#### Input records

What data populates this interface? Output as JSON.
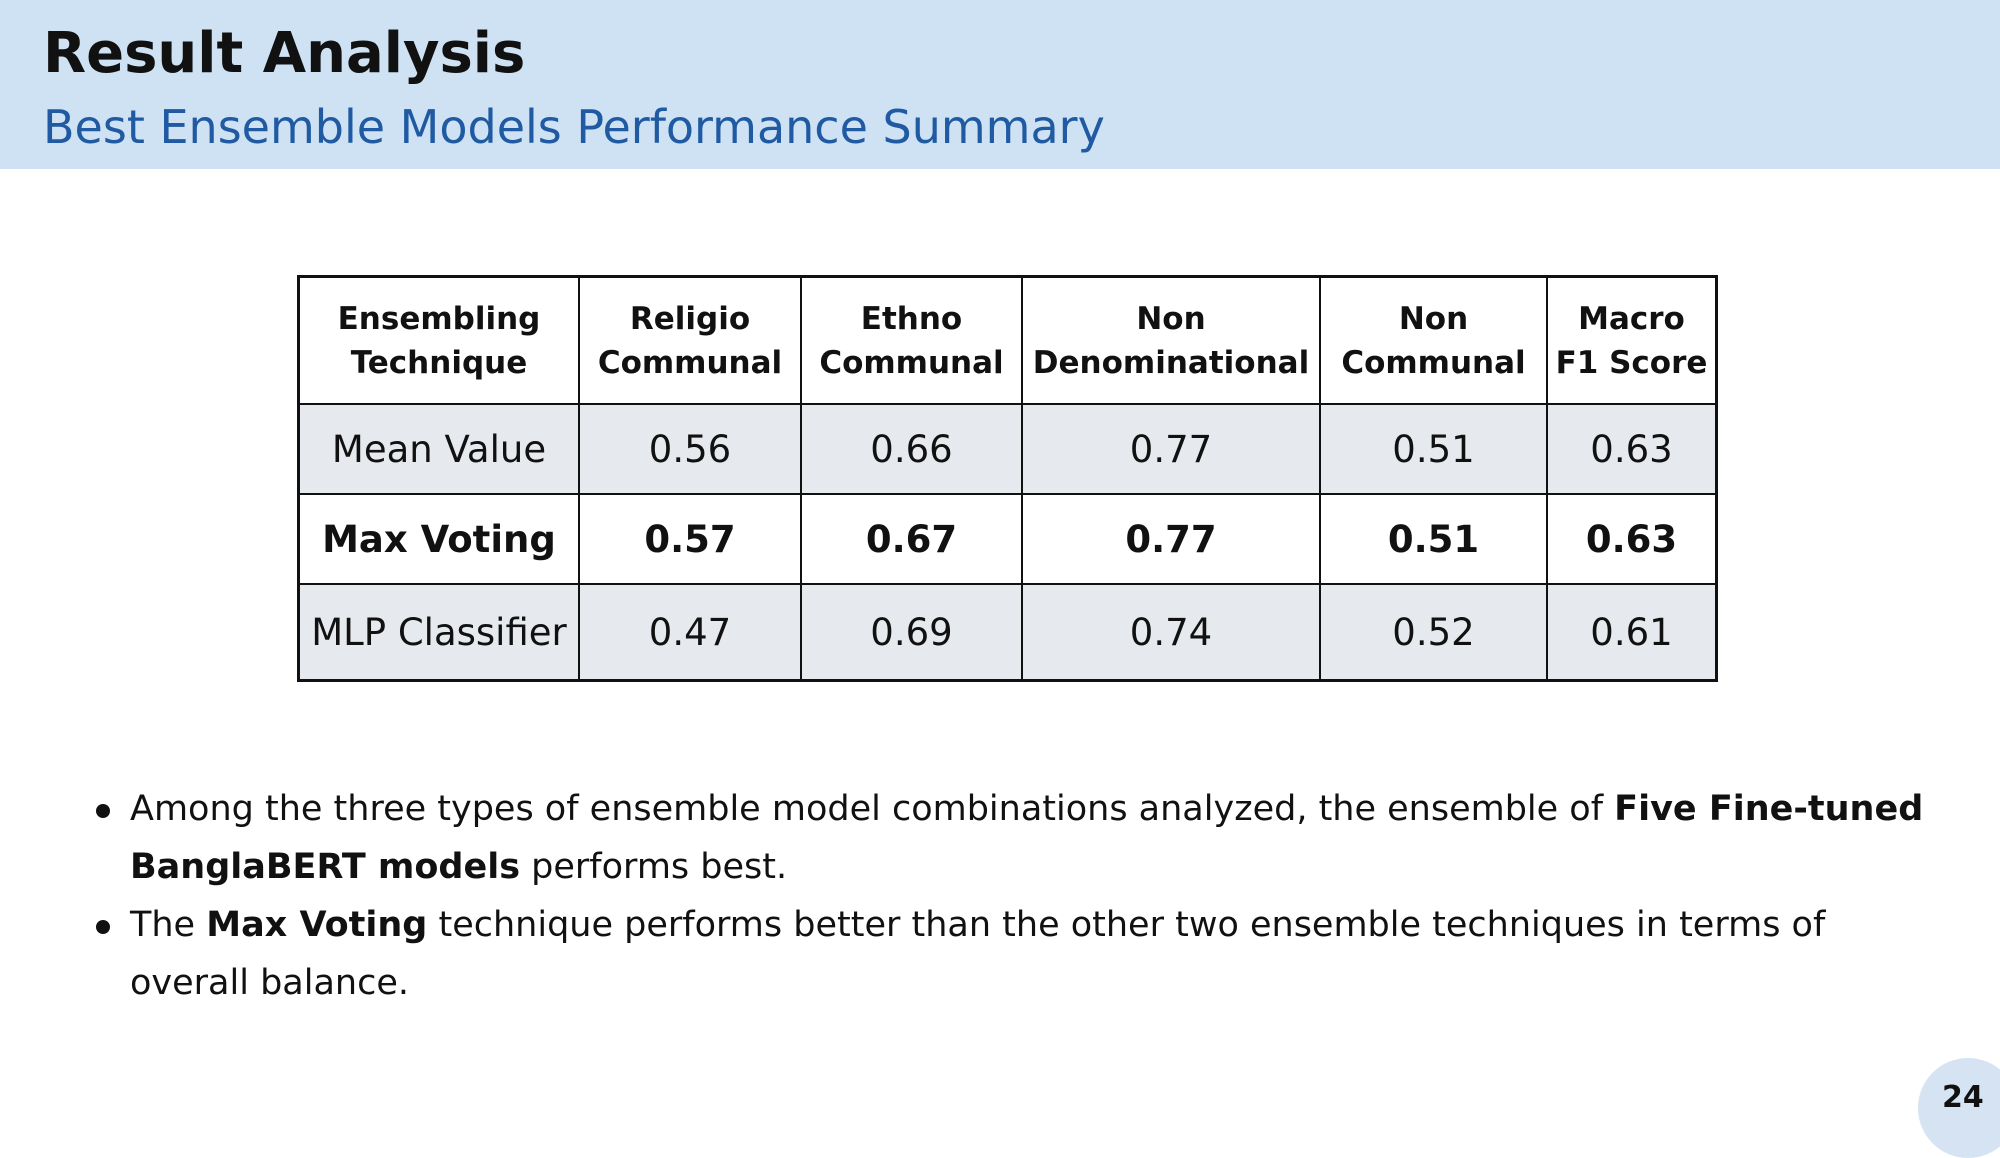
{
  "header": {
    "title": "Result Analysis",
    "subtitle": "Best Ensemble Models Performance Summary",
    "background_color": "#cfe2f3",
    "subtitle_color": "#1f5aa3"
  },
  "table": {
    "columns": [
      [
        "Ensembling",
        "Technique"
      ],
      [
        "Religio",
        "Communal"
      ],
      [
        "Ethno",
        "Communal"
      ],
      [
        "Non",
        "Denominational"
      ],
      [
        "Non",
        "Communal"
      ],
      [
        "Macro",
        "F1 Score"
      ]
    ],
    "rows": [
      [
        "Mean Value",
        "0.56",
        "0.66",
        "0.77",
        "0.51",
        "0.63"
      ],
      [
        "Max Voting",
        "0.57",
        "0.67",
        "0.77",
        "0.51",
        "0.63"
      ],
      [
        "MLP Classifier",
        "0.47",
        "0.69",
        "0.74",
        "0.52",
        "0.61"
      ]
    ],
    "highlighted_row": "Max Voting"
  },
  "bullets": [
    {
      "p1": "Among the three types of ensemble model combinations analyzed, the ensemble of ",
      "b1": "Five Fine-tuned BanglaBERT models",
      "p2": " performs best."
    },
    {
      "p1": "The ",
      "b1": "Max Voting",
      "p2": " technique performs better than the other two ensemble techniques in terms of overall balance."
    }
  ],
  "page_number": "24"
}
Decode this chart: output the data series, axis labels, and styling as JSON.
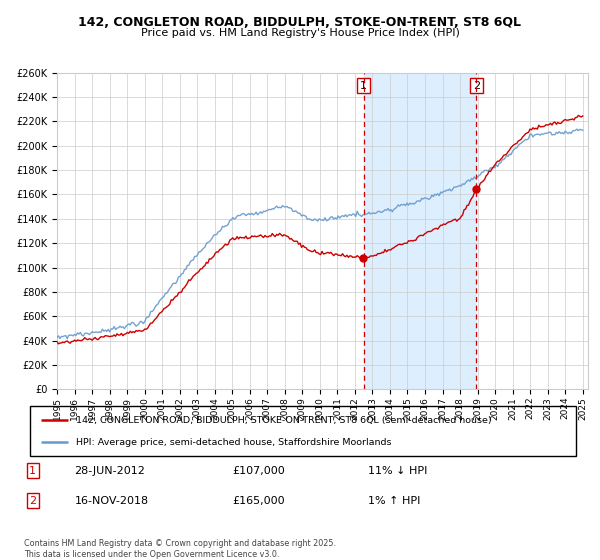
{
  "title_line1": "142, CONGLETON ROAD, BIDDULPH, STOKE-ON-TRENT, ST8 6QL",
  "title_line2": "Price paid vs. HM Land Registry's House Price Index (HPI)",
  "ylabel_ticks": [
    "£0",
    "£20K",
    "£40K",
    "£60K",
    "£80K",
    "£100K",
    "£120K",
    "£140K",
    "£160K",
    "£180K",
    "£200K",
    "£220K",
    "£240K",
    "£260K"
  ],
  "ytick_values": [
    0,
    20000,
    40000,
    60000,
    80000,
    100000,
    120000,
    140000,
    160000,
    180000,
    200000,
    220000,
    240000,
    260000
  ],
  "year_start": 1995,
  "year_end": 2025,
  "vline1_year": 2012.5,
  "vline2_year": 2018.92,
  "vline1_label": "1",
  "vline2_label": "2",
  "purchase1_year": 2012.5,
  "purchase1_price_val": 107000,
  "purchase2_year": 2018.92,
  "purchase2_price_val": 165000,
  "purchase1_date": "28-JUN-2012",
  "purchase1_price": "£107,000",
  "purchase1_hpi": "11% ↓ HPI",
  "purchase2_date": "16-NOV-2018",
  "purchase2_price": "£165,000",
  "purchase2_hpi": "1% ↑ HPI",
  "legend_line1": "142, CONGLETON ROAD, BIDDULPH, STOKE-ON-TRENT, ST8 6QL (semi-detached house)",
  "legend_line2": "HPI: Average price, semi-detached house, Staffordshire Moorlands",
  "footer": "Contains HM Land Registry data © Crown copyright and database right 2025.\nThis data is licensed under the Open Government Licence v3.0.",
  "red_color": "#cc0000",
  "blue_color": "#6699cc",
  "highlight_color": "#ddeeff",
  "background_color": "#ffffff",
  "grid_color": "#cccccc"
}
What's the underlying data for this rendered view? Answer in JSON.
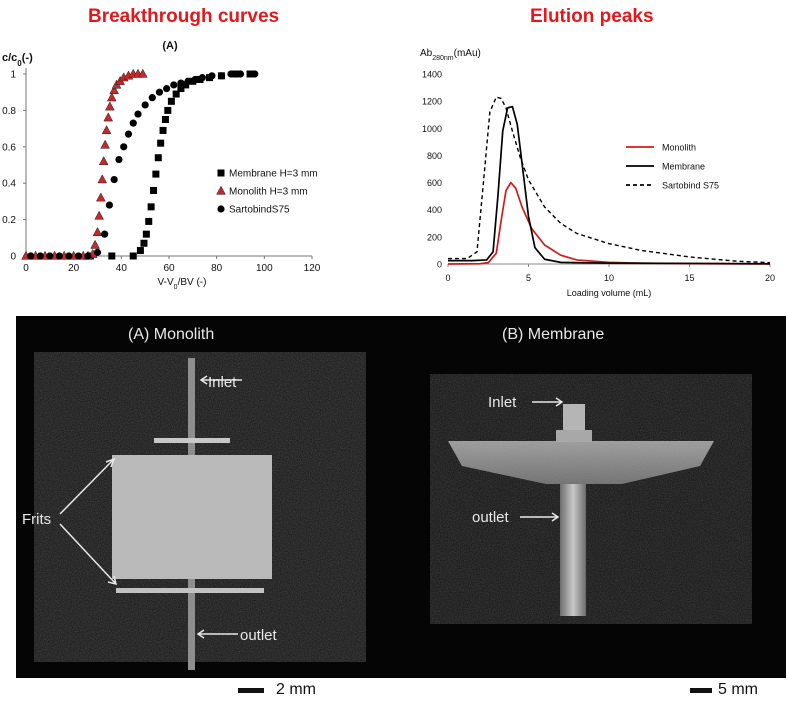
{
  "headings": {
    "left": "Breakthrough curves",
    "right": "Elution peaks"
  },
  "chart_data": [
    {
      "type": "scatter",
      "panel_label": "(A)",
      "ylabel": "c/c0(-)",
      "xlabel": "V-V0/BV (-)",
      "xlim": [
        0,
        120
      ],
      "ylim": [
        0,
        1
      ],
      "xticks": [
        0,
        20,
        40,
        60,
        80,
        100,
        120
      ],
      "yticks": [
        0,
        0.2,
        0.4,
        0.6,
        0.8,
        1
      ],
      "ytick_labels": [
        "0",
        "0.2",
        "0.4",
        "0.6",
        "0.8",
        "1"
      ],
      "legend_position": "right",
      "series": [
        {
          "name": "Membrane H=3 mm",
          "marker": "square",
          "color": "#000000",
          "x": [
            27,
            36,
            45,
            48,
            49.5,
            50.5,
            51.5,
            52.5,
            53.5,
            54.5,
            55.5,
            56.5,
            57.5,
            58.5,
            59.5,
            61,
            63,
            65,
            67,
            70,
            73,
            77,
            82,
            88,
            94
          ],
          "y": [
            0,
            0,
            0,
            0.03,
            0.07,
            0.12,
            0.19,
            0.27,
            0.36,
            0.45,
            0.54,
            0.62,
            0.69,
            0.75,
            0.8,
            0.85,
            0.89,
            0.92,
            0.94,
            0.96,
            0.97,
            0.98,
            0.99,
            1.0,
            1.0
          ]
        },
        {
          "name": "Monolith H=3 mm",
          "marker": "triangle",
          "color": "#c42a2a",
          "x": [
            0,
            4,
            8,
            12,
            16,
            20,
            24,
            26,
            28,
            29,
            30,
            30.7,
            31.4,
            32,
            32.6,
            33.2,
            33.8,
            34.5,
            35.2,
            36,
            37,
            38,
            39.5,
            41,
            43,
            45,
            47,
            49
          ],
          "y": [
            0,
            0,
            0,
            0,
            0,
            0,
            0,
            0,
            0.01,
            0.06,
            0.13,
            0.22,
            0.32,
            0.42,
            0.52,
            0.61,
            0.69,
            0.76,
            0.82,
            0.87,
            0.91,
            0.94,
            0.96,
            0.98,
            0.99,
            1.0,
            1.0,
            1.0
          ]
        },
        {
          "name": "SartobindS75",
          "marker": "circle",
          "color": "#000000",
          "x": [
            2,
            6,
            10,
            14,
            18,
            22,
            26,
            30,
            33,
            35,
            37,
            39,
            41,
            43,
            45,
            47,
            50,
            53,
            56,
            59,
            62,
            65,
            68,
            71,
            74,
            78,
            82,
            86,
            90,
            96
          ],
          "y": [
            0,
            0,
            0,
            0,
            0,
            0,
            0,
            0.02,
            0.12,
            0.28,
            0.42,
            0.53,
            0.6,
            0.67,
            0.73,
            0.78,
            0.83,
            0.87,
            0.9,
            0.92,
            0.94,
            0.95,
            0.96,
            0.97,
            0.98,
            0.99,
            0.99,
            1.0,
            1.0,
            1.0
          ]
        }
      ]
    },
    {
      "type": "line",
      "ylabel": "Ab280nm(mAu)",
      "xlabel": "Loading volume (mL)",
      "xlim": [
        0,
        20
      ],
      "ylim": [
        0,
        1400
      ],
      "xticks": [
        0,
        5,
        10,
        15,
        20
      ],
      "yticks": [
        0,
        200,
        400,
        600,
        800,
        1000,
        1200,
        1400
      ],
      "legend_position": "right",
      "series": [
        {
          "name": "Monolith",
          "color": "#d11b1b",
          "dash": "solid",
          "x": [
            0,
            2,
            2.5,
            3,
            3.3,
            3.6,
            3.9,
            4.2,
            4.6,
            5.2,
            6,
            7,
            8,
            10,
            12,
            15,
            20
          ],
          "y": [
            0,
            2,
            10,
            80,
            320,
            540,
            600,
            560,
            420,
            260,
            140,
            65,
            30,
            12,
            6,
            3,
            0
          ]
        },
        {
          "name": "Membrane",
          "color": "#000000",
          "dash": "solid",
          "x": [
            0,
            1.5,
            2.4,
            2.8,
            3.1,
            3.4,
            3.7,
            4.0,
            4.3,
            4.6,
            5.0,
            5.4,
            6,
            7,
            10,
            20
          ],
          "y": [
            25,
            25,
            30,
            90,
            500,
            980,
            1150,
            1160,
            1030,
            740,
            350,
            120,
            35,
            12,
            6,
            2
          ]
        },
        {
          "name": "Sartobind S75",
          "color": "#000000",
          "dash": "dashed",
          "x": [
            0,
            1.2,
            1.8,
            2.2,
            2.6,
            3.0,
            3.3,
            3.6,
            4.0,
            4.5,
            5.0,
            6.0,
            7.0,
            8.0,
            10.0,
            12.0,
            15.0,
            18.0,
            20.0
          ],
          "y": [
            40,
            40,
            90,
            600,
            1120,
            1230,
            1220,
            1150,
            980,
            780,
            620,
            420,
            300,
            225,
            150,
            100,
            52,
            20,
            10
          ]
        }
      ]
    }
  ],
  "images": {
    "monolith": {
      "title": "(A) Monolith",
      "labels": {
        "inlet": "Inlet",
        "frits": "Frits",
        "outlet": "outlet"
      }
    },
    "membrane": {
      "title": "(B) Membrane",
      "labels": {
        "inlet": "Inlet",
        "outlet": "outlet"
      }
    }
  },
  "scale_bars": {
    "left": "2 mm",
    "right": "5 mm"
  }
}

########

__The problem__
Take every line above carrying "marker" and return it.

__Solution for this problem__
          "marker": "square",
          "marker": "triangle",
          "marker": "circle",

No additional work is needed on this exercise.